Directions for this task: Only the pictures are left out: repeat the rest of the entries exactly.

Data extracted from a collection
------------------------------------------------------------

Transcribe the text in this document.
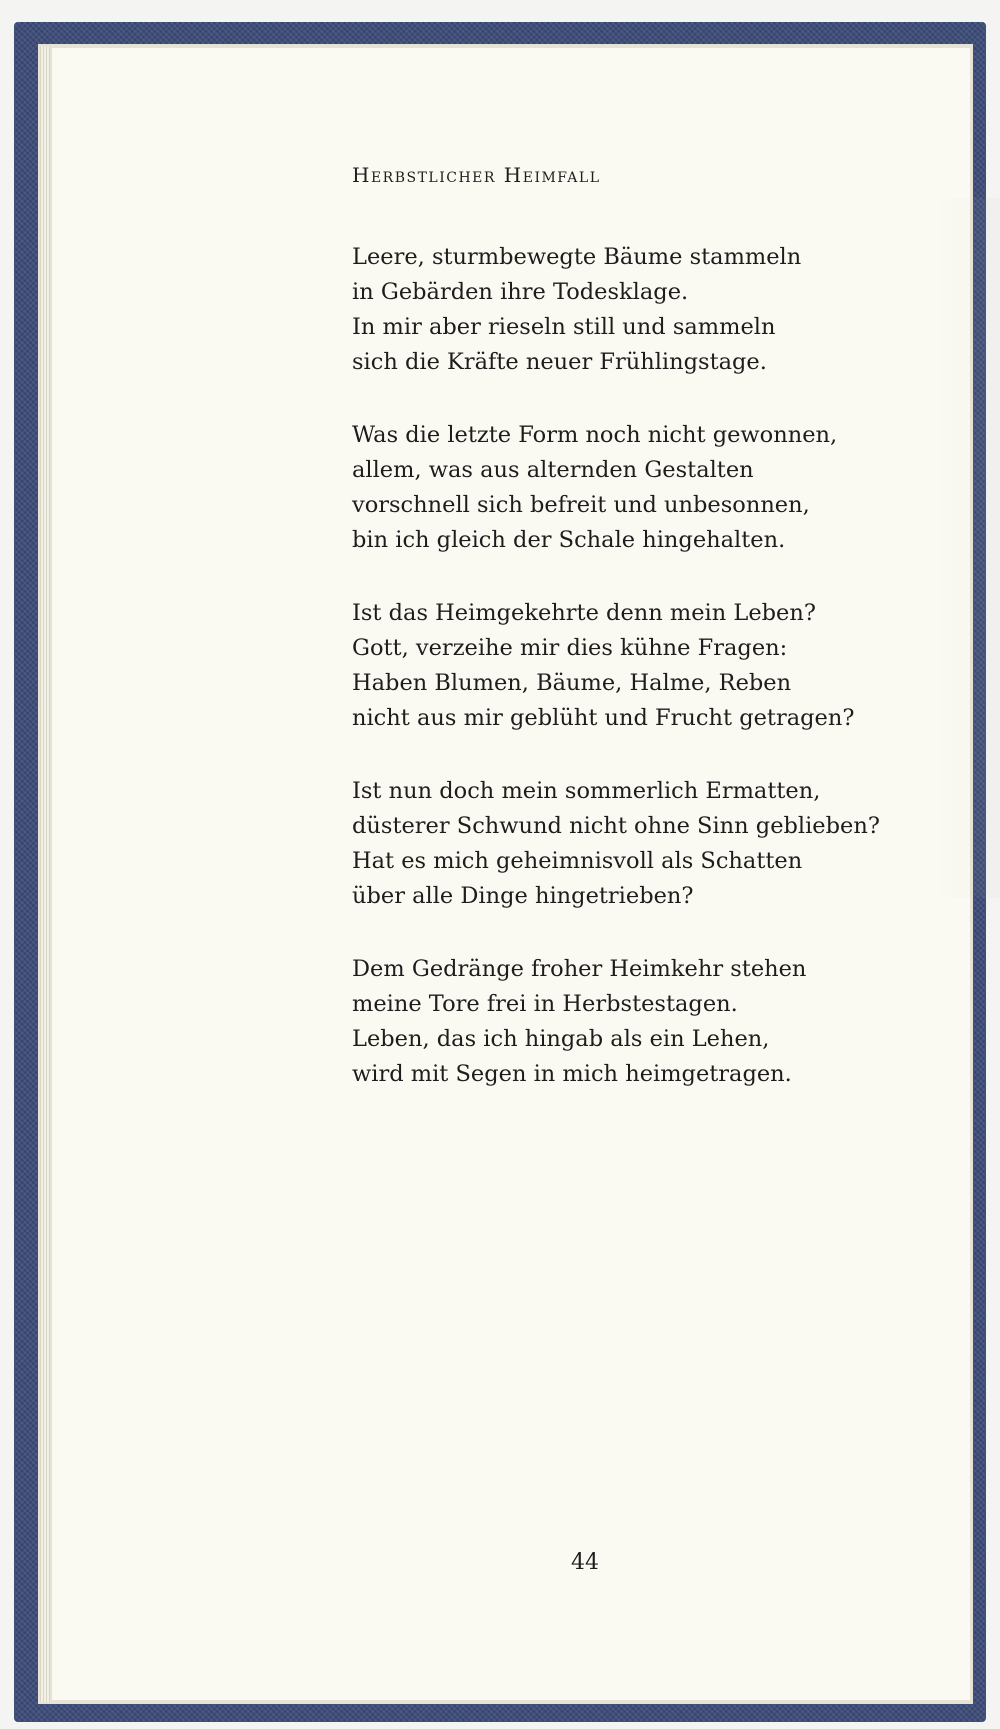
Herbstlicher Heimfall
Leere, sturmbewegte Bäume stammeln
in Gebärden ihre Todesklage.
In mir aber rieseln still und sammeln
sich die Kräfte neuer Frühlingstage.
Was die letzte Form noch nicht gewonnen,
allem, was aus alternden Gestalten
vorschnell sich befreit und unbesonnen,
bin ich gleich der Schale hingehalten.
Ist das Heimgekehrte denn mein Leben?
Gott, verzeihe mir dies kühne Fragen:
Haben Blumen, Bäume, Halme, Reben
nicht aus mir geblüht und Frucht getragen?
Ist nun doch mein sommerlich Ermatten,
düsterer Schwund nicht ohne Sinn geblieben?
Hat es mich geheimnisvoll als Schatten
über alle Dinge hingetrieben?
Dem Gedränge froher Heimkehr stehen
meine Tore frei in Herbstestagen.
Leben, das ich hingab als ein Lehen,
wird mit Segen in mich heimgetragen.
44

------------------------------------------------------------

Worked answer:
Transcribe the text in this document.
Herbstlicher Heimfall
Leere, sturmbewegte Bäume stammeln
in Gebärden ihre Todesklage.
In mir aber rieseln still und sammeln
sich die Kräfte neuer Frühlingstage.
Was die letzte Form noch nicht gewonnen,
allem, was aus alternden Gestalten
vorschnell sich befreit und unbesonnen,
bin ich gleich der Schale hingehalten.
Ist das Heimgekehrte denn mein Leben?
Gott, verzeihe mir dies kühne Fragen:
Haben Blumen, Bäume, Halme, Reben
nicht aus mir geblüht und Frucht getragen?
Ist nun doch mein sommerlich Ermatten,
düsterer Schwund nicht ohne Sinn geblieben?
Hat es mich geheimnisvoll als Schatten
über alle Dinge hingetrieben?
Dem Gedränge froher Heimkehr stehen
meine Tore frei in Herbstestagen.
Leben, das ich hingab als ein Lehen,
wird mit Segen in mich heimgetragen.
44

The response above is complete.